● WHAT IS NEEDED:
Reproduce the stretch of the Solr schema thread from "The technical answer: Undefined" through "release to release.", word for word.

● TEXT:
The technical answer: Undefined and not guaranteed.
Sure, you can experiment and see what the effects "happen" to be in any
given release, and maybe they don't tend to change (too much) between most
releases, but there is no guarantee that any given "change schema but keep
existing data without a delete of directory contents and full reindex" will
actually be benign or what you expect.
As a general proposition, when it comes to changing the schema and not
deleting the directory and doing a full reindex, don't do it! Of course, we
all know not to try to walk on thin ice, but a lot of people will try to do
it anyway - and maybe it happens that most of the time the results are
benign.
OTOH, you could file a Jira to propose that the effects of changing the
schema but keeping the existing data should be precisely defined and
documented, but, that could still change from release to release.
From a practical perspective for your original question: If you suddenly add
a field, there is no guarantee what will happen when you try to access that
field for existing documents, or what will happen if you "update" existing
documents. Sure, people can talk about what "happens to be true today", but
there is no guarantee for the future. Similarly for deleting a field from
the schema, there is no guarantee about the status of existing data, even
though people can chatter about "what it seems to do today."
Generally, you should design your application around contracts and what is
guaranteed to be true, not what happens to be true from experiments or even
experience. Granted, that is the theory and sometimes you do need to rely on
experimentation and folklore and spotty or ambiguous documentation, but to
the extent possible, it is best to avoid explicitly trying to rely on
undocumented, uncontracted behavior.
One question I asked long ago and never received an answer: what is the best
practice for doing a full reindex - is it sufficient to first do a delete of
"*:*", or does the Solr index directory contents or even the directory
itself need to be explicitly deleted first? I believe it is the latter, but
the former "seems" to work, most of the time. Deleting the directory itself
"seems" to be the best answer, to date - but no guarantees!
-- Jack Krupansky
-----Original Message-----
From: Dotan Cohen
Sent: Tuesday, May 28, 2013 5:21 AM
To: solr-user@lucene.apache.org
Subject: What exactly happens to extant documents when the schema changes?
When adding or removing a text field to/from the schema and then
restarting Solr, what exactly happens to extant documents? Is the
schema only consulted when Solr writes a document, therefore extant
documents are unaffected?
Considering that Solr supports dynamic fields, my experimentation with
removing and adding fields to the schema has shown almost no change in
the extant index results returned.
--
Dotan Cohen
http://gibberish.co.il
http://what-is-what.com

● DATA EXCERPTS:
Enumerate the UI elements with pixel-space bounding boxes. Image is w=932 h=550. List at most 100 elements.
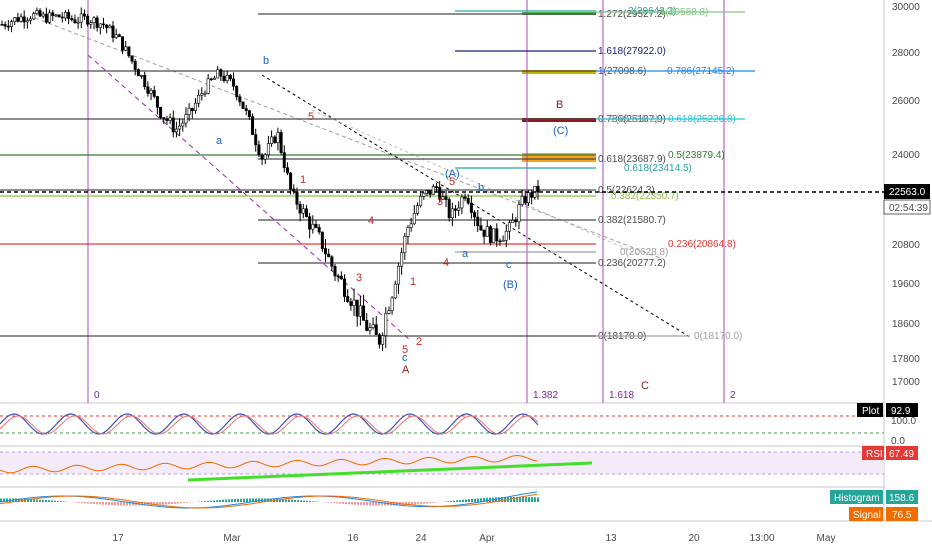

---

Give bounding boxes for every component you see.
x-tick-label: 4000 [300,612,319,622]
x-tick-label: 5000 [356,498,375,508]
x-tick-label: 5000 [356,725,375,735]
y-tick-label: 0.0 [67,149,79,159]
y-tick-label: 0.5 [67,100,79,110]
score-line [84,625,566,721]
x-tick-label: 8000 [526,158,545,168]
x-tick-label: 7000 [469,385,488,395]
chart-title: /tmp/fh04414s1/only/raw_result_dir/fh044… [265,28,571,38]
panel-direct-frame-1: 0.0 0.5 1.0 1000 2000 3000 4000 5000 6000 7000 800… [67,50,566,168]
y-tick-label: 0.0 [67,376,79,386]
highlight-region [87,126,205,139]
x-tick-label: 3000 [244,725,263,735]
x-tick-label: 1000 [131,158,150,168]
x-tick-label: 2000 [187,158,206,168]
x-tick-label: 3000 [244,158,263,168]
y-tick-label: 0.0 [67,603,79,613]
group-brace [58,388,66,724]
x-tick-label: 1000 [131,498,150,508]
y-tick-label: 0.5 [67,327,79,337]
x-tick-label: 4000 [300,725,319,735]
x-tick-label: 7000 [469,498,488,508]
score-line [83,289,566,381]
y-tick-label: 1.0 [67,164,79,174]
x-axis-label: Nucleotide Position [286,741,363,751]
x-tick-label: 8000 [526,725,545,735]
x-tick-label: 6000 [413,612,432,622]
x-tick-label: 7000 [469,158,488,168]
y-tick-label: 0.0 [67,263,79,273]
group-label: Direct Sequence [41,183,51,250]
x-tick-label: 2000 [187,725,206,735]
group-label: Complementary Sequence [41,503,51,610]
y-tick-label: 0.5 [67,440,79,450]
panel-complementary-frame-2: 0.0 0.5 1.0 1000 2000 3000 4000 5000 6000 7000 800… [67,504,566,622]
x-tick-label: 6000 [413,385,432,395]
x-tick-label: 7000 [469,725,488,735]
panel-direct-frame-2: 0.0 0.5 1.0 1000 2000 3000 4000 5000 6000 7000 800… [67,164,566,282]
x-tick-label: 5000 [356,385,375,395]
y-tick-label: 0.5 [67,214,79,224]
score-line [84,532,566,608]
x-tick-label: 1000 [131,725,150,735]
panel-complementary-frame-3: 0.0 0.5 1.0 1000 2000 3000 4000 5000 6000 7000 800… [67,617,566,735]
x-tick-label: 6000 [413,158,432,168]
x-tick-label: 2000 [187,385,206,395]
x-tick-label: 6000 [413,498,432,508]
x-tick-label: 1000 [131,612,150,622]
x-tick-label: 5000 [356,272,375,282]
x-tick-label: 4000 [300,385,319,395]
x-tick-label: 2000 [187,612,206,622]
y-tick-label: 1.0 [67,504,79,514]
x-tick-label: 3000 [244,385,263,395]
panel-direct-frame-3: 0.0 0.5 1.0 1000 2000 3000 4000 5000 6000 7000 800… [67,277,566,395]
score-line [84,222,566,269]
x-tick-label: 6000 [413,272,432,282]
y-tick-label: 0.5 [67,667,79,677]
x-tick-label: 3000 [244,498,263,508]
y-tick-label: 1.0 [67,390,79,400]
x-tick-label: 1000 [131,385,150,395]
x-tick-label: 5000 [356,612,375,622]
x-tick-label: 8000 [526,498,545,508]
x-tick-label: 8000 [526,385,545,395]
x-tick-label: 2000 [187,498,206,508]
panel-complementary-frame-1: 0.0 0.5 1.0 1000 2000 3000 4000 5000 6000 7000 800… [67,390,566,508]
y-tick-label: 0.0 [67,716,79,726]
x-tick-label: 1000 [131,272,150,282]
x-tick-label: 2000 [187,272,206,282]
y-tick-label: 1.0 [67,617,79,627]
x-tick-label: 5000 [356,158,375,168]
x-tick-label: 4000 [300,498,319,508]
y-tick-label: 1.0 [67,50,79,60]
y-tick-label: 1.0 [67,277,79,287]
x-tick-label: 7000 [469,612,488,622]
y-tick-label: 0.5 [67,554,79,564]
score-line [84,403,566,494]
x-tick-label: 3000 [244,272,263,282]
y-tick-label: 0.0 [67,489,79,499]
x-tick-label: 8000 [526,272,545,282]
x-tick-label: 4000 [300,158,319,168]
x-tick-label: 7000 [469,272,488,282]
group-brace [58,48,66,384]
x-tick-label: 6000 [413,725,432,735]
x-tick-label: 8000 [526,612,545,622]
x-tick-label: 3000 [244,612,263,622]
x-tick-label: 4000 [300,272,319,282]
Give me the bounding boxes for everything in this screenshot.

● SOLUTION TO THIS PROBLEM:
The technical answer: Undefined and not guaranteed.
Sure, you can experiment and see what the effects "happen" to be in any
given release, and maybe they don't tend to change (too much) between most
releases, but there is no guarantee that any given "change schema but keep
existing data without a delete of directory contents and full reindex" will
actually be benign or what you expect.
As a general proposition, when it comes to changing the schema and not
deleting the directory and doing a full reindex, don't do it! Of course, we
all know not to try to walk on thin ice, but a lot of people will try to do
it anyway - and maybe it happens that most of the time the results are
benign.
OTOH, you could file a Jira to propose that the effects of changing the
schema but keeping the existing data should be precisely defined and
documented, but, that could still change from release to release.